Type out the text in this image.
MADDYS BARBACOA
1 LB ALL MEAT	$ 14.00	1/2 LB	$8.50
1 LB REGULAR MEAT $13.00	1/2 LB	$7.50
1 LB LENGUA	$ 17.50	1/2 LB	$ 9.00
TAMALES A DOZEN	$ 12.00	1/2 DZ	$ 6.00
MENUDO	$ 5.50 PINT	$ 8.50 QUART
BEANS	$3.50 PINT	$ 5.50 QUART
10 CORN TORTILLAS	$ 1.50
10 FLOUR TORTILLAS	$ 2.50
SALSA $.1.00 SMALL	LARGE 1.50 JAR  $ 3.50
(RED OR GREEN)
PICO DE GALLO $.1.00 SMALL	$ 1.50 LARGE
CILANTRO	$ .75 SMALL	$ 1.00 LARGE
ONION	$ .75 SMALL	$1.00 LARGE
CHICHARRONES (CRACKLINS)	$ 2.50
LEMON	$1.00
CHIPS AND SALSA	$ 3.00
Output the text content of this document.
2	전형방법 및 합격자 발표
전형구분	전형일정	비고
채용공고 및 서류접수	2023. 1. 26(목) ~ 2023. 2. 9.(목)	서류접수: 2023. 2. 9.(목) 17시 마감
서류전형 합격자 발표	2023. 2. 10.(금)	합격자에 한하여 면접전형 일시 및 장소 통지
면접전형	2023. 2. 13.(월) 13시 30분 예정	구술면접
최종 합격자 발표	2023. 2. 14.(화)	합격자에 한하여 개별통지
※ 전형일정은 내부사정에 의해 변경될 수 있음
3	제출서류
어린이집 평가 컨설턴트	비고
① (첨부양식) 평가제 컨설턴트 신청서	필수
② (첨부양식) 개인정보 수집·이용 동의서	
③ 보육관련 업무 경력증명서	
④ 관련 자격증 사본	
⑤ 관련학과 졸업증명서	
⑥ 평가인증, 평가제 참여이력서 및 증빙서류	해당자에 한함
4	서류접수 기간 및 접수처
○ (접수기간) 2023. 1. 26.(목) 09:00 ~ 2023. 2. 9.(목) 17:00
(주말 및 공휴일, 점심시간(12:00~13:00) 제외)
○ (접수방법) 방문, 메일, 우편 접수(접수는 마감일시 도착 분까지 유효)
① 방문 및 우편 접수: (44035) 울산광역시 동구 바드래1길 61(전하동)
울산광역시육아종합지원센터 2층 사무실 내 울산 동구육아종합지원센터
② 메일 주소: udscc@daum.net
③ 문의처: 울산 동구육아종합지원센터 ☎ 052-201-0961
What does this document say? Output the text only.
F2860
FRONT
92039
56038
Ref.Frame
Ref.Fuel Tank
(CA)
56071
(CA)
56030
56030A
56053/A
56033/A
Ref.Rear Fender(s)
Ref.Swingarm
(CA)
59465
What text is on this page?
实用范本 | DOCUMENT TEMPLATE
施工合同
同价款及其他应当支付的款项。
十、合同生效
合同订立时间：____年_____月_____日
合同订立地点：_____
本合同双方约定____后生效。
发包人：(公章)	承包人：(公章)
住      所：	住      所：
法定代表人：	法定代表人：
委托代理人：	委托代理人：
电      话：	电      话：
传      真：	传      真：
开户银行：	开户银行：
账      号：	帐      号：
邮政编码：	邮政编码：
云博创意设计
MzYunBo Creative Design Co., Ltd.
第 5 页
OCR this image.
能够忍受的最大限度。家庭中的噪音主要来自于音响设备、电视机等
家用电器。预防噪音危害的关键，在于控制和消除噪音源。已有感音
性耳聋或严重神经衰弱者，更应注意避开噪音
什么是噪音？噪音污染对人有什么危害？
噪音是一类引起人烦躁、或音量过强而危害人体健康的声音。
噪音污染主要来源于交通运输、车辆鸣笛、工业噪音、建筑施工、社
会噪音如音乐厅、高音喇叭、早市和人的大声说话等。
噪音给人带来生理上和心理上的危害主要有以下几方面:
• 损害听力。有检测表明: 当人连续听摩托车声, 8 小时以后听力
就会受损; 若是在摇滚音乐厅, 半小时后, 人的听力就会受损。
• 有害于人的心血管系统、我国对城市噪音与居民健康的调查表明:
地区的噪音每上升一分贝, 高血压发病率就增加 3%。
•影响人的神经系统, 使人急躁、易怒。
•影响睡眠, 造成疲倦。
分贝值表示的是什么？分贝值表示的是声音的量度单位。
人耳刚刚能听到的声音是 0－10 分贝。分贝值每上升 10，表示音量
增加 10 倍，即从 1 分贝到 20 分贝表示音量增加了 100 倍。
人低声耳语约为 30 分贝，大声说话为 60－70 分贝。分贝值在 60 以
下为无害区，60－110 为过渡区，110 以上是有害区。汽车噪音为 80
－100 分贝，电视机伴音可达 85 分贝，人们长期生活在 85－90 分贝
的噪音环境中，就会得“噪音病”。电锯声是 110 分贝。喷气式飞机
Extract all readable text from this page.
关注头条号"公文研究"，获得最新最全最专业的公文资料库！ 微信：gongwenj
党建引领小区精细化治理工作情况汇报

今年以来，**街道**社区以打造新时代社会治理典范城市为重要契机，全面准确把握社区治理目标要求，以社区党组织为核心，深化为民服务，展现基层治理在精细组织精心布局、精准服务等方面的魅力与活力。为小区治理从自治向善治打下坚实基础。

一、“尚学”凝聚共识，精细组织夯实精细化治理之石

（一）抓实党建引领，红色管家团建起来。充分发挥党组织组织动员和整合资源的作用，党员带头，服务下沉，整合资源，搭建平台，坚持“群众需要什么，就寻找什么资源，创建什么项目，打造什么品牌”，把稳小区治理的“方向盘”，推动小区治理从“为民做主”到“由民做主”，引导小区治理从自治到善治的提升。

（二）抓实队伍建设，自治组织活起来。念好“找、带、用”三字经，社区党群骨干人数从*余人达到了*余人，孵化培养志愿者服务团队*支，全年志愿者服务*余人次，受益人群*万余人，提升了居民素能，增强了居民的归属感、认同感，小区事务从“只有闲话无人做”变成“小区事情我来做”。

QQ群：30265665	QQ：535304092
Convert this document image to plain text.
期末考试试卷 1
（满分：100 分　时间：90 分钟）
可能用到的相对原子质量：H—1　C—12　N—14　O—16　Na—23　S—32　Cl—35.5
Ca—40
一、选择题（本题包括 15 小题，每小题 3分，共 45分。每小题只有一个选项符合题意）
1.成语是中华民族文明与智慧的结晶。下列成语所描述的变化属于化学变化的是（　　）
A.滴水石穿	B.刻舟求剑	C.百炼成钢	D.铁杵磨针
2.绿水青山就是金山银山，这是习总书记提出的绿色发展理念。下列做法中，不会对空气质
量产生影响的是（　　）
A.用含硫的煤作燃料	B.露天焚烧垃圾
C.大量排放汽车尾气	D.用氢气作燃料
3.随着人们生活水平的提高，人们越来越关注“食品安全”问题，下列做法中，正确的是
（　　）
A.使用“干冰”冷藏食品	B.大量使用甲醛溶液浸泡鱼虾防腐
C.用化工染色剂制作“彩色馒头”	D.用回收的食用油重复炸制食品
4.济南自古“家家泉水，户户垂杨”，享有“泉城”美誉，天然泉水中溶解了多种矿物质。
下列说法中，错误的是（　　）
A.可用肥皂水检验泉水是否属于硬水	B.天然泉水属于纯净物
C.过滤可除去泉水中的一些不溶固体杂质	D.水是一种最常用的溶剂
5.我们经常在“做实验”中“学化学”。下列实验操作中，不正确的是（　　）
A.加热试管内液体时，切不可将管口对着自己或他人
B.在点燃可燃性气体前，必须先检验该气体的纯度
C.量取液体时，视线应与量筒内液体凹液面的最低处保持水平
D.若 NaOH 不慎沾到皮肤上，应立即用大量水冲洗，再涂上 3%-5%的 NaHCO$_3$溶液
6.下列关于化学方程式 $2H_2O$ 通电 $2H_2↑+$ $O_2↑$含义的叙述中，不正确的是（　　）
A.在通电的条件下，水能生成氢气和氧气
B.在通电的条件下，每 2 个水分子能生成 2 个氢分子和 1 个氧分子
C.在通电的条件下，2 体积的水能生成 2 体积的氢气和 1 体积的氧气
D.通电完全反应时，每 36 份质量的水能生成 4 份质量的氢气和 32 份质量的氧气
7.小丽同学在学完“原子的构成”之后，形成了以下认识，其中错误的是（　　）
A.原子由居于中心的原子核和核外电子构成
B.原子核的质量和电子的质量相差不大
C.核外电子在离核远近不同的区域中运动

····················

**CHALLENGE**
In the data above, how many lines contain the string "서류접수"? Answer with the number only.

**THE REPLY**
2